**EXERCISE BRIEF:** Below are the records; reproduce all of them exactly but without any images.

**STORED ROWS:**

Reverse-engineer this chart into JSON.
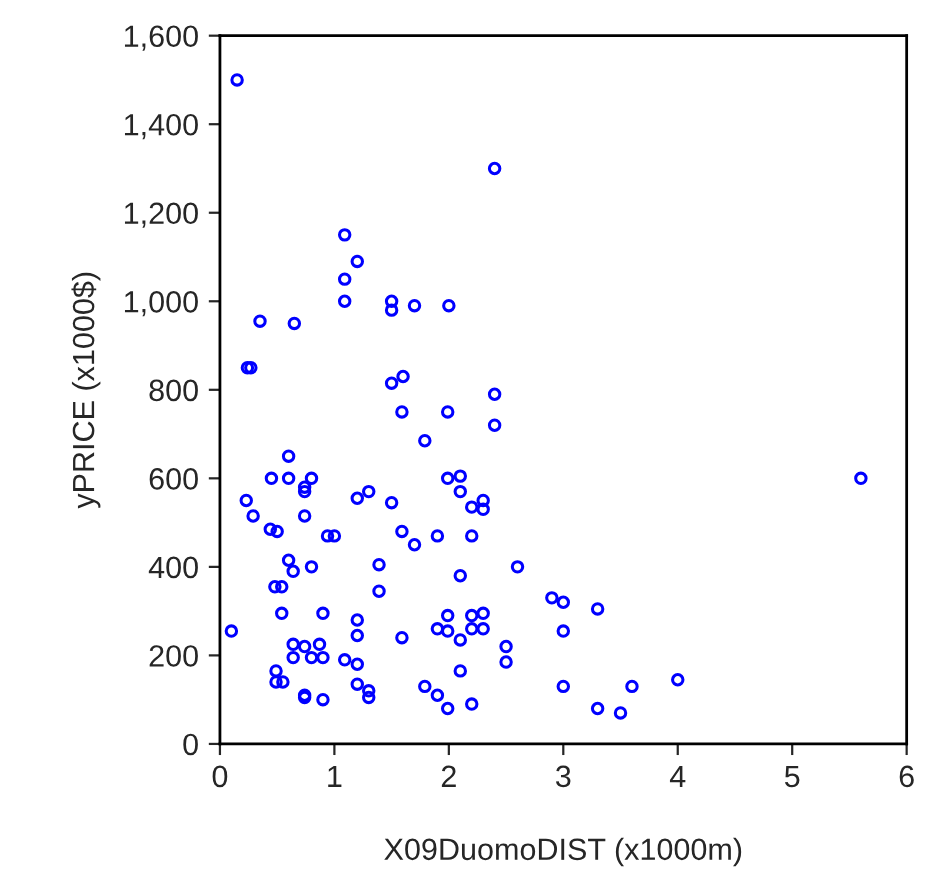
{
  "chart_data": {
    "type": "scatter",
    "xlabel": "X09DuomoDIST (x1000m)",
    "ylabel": "yPRICE (x1000$)",
    "xlim": [
      0,
      6
    ],
    "xticks": [
      0,
      1,
      2,
      3,
      4,
      5,
      6
    ],
    "ylim": [
      0,
      1600
    ],
    "yticks": [
      0,
      200,
      400,
      600,
      800,
      {
        "value": 1000,
        "label": "1,000"
      },
      {
        "value": 1200,
        "label": "1,200"
      },
      {
        "value": 1400,
        "label": "1,400"
      },
      {
        "value": 1600,
        "label": "1,600"
      }
    ],
    "grid": false,
    "marker": "circle",
    "series": [
      {
        "color": "#0000ff",
        "x": [
          0.15,
          2.4,
          1.09,
          1.2,
          1.09,
          1.09,
          1.5,
          1.5,
          1.7,
          2.0,
          0.35,
          0.65,
          0.24,
          0.27,
          1.5,
          1.6,
          2.4,
          1.59,
          1.99,
          2.4,
          1.79,
          0.6,
          0.45,
          0.6,
          0.8,
          0.74,
          0.74,
          0.23,
          0.29,
          0.74,
          1.2,
          1.3,
          1.5,
          1.99,
          2.1,
          2.1,
          2.2,
          2.3,
          2.3,
          0.44,
          0.5,
          0.94,
          1.0,
          1.59,
          1.7,
          1.9,
          2.2,
          0.6,
          0.64,
          0.8,
          1.39,
          2.6,
          2.1,
          0.48,
          0.54,
          1.39,
          2.9,
          0.54,
          0.9,
          1.2,
          1.99,
          2.2,
          2.3,
          0.1,
          1.9,
          1.99,
          2.2,
          2.3,
          1.2,
          1.59,
          0.64,
          0.74,
          0.87,
          2.1,
          2.5,
          0.64,
          0.8,
          0.9,
          1.09,
          1.2,
          2.5,
          0.49,
          2.1,
          0.49,
          0.55,
          1.2,
          1.79,
          1.3,
          1.3,
          0.74,
          0.74,
          1.9,
          0.9,
          2.2,
          1.99,
          3.0,
          3.3,
          3.0,
          3.0,
          3.6,
          4.0,
          3.3,
          3.5,
          5.6
        ],
        "values": [
          1500,
          1300,
          1150,
          1090,
          1050,
          1000,
          1000,
          980,
          990,
          990,
          955,
          950,
          850,
          850,
          815,
          830,
          790,
          750,
          750,
          720,
          685,
          650,
          600,
          600,
          600,
          580,
          570,
          550,
          515,
          515,
          555,
          570,
          545,
          600,
          605,
          570,
          535,
          550,
          530,
          485,
          480,
          470,
          470,
          480,
          450,
          470,
          470,
          415,
          390,
          400,
          405,
          400,
          380,
          355,
          355,
          345,
          330,
          295,
          295,
          280,
          290,
          290,
          295,
          255,
          260,
          255,
          260,
          260,
          245,
          240,
          225,
          220,
          225,
          235,
          220,
          195,
          195,
          195,
          190,
          180,
          185,
          165,
          165,
          140,
          140,
          135,
          130,
          120,
          105,
          110,
          105,
          110,
          100,
          90,
          80,
          320,
          305,
          255,
          130,
          130,
          145,
          80,
          70,
          600
        ]
      }
    ]
  }
}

**FINISHED TASK:**
Reverse-engineer this chart into JSON.
{
  "chart_data": {
    "type": "scatter",
    "xlabel": "X09DuomoDIST (x1000m)",
    "ylabel": "yPRICE (x1000$)",
    "xlim": [
      0,
      6
    ],
    "xticks": [
      0,
      1,
      2,
      3,
      4,
      5,
      6
    ],
    "ylim": [
      0,
      1600
    ],
    "yticks": [
      0,
      200,
      400,
      600,
      800,
      {
        "value": 1000,
        "label": "1,000"
      },
      {
        "value": 1200,
        "label": "1,200"
      },
      {
        "value": 1400,
        "label": "1,400"
      },
      {
        "value": 1600,
        "label": "1,600"
      }
    ],
    "grid": false,
    "marker": "circle",
    "series": [
      {
        "color": "#0000ff",
        "x": [
          0.15,
          2.4,
          1.09,
          1.2,
          1.09,
          1.09,
          1.5,
          1.5,
          1.7,
          2.0,
          0.35,
          0.65,
          0.24,
          0.27,
          1.5,
          1.6,
          2.4,
          1.59,
          1.99,
          2.4,
          1.79,
          0.6,
          0.45,
          0.6,
          0.8,
          0.74,
          0.74,
          0.23,
          0.29,
          0.74,
          1.2,
          1.3,
          1.5,
          1.99,
          2.1,
          2.1,
          2.2,
          2.3,
          2.3,
          0.44,
          0.5,
          0.94,
          1.0,
          1.59,
          1.7,
          1.9,
          2.2,
          0.6,
          0.64,
          0.8,
          1.39,
          2.6,
          2.1,
          0.48,
          0.54,
          1.39,
          2.9,
          0.54,
          0.9,
          1.2,
          1.99,
          2.2,
          2.3,
          0.1,
          1.9,
          1.99,
          2.2,
          2.3,
          1.2,
          1.59,
          0.64,
          0.74,
          0.87,
          2.1,
          2.5,
          0.64,
          0.8,
          0.9,
          1.09,
          1.2,
          2.5,
          0.49,
          2.1,
          0.49,
          0.55,
          1.2,
          1.79,
          1.3,
          1.3,
          0.74,
          0.74,
          1.9,
          0.9,
          2.2,
          1.99,
          3.0,
          3.3,
          3.0,
          3.0,
          3.6,
          4.0,
          3.3,
          3.5,
          5.6
        ],
        "values": [
          1500,
          1300,
          1150,
          1090,
          1050,
          1000,
          1000,
          980,
          990,
          990,
          955,
          950,
          850,
          850,
          815,
          830,
          790,
          750,
          750,
          720,
          685,
          650,
          600,
          600,
          600,
          580,
          570,
          550,
          515,
          515,
          555,
          570,
          545,
          600,
          605,
          570,
          535,
          550,
          530,
          485,
          480,
          470,
          470,
          480,
          450,
          470,
          470,
          415,
          390,
          400,
          405,
          400,
          380,
          355,
          355,
          345,
          330,
          295,
          295,
          280,
          290,
          290,
          295,
          255,
          260,
          255,
          260,
          260,
          245,
          240,
          225,
          220,
          225,
          235,
          220,
          195,
          195,
          195,
          190,
          180,
          185,
          165,
          165,
          140,
          140,
          135,
          130,
          120,
          105,
          110,
          105,
          110,
          100,
          90,
          80,
          320,
          305,
          255,
          130,
          130,
          145,
          80,
          70,
          600
        ]
      }
    ]
  }
}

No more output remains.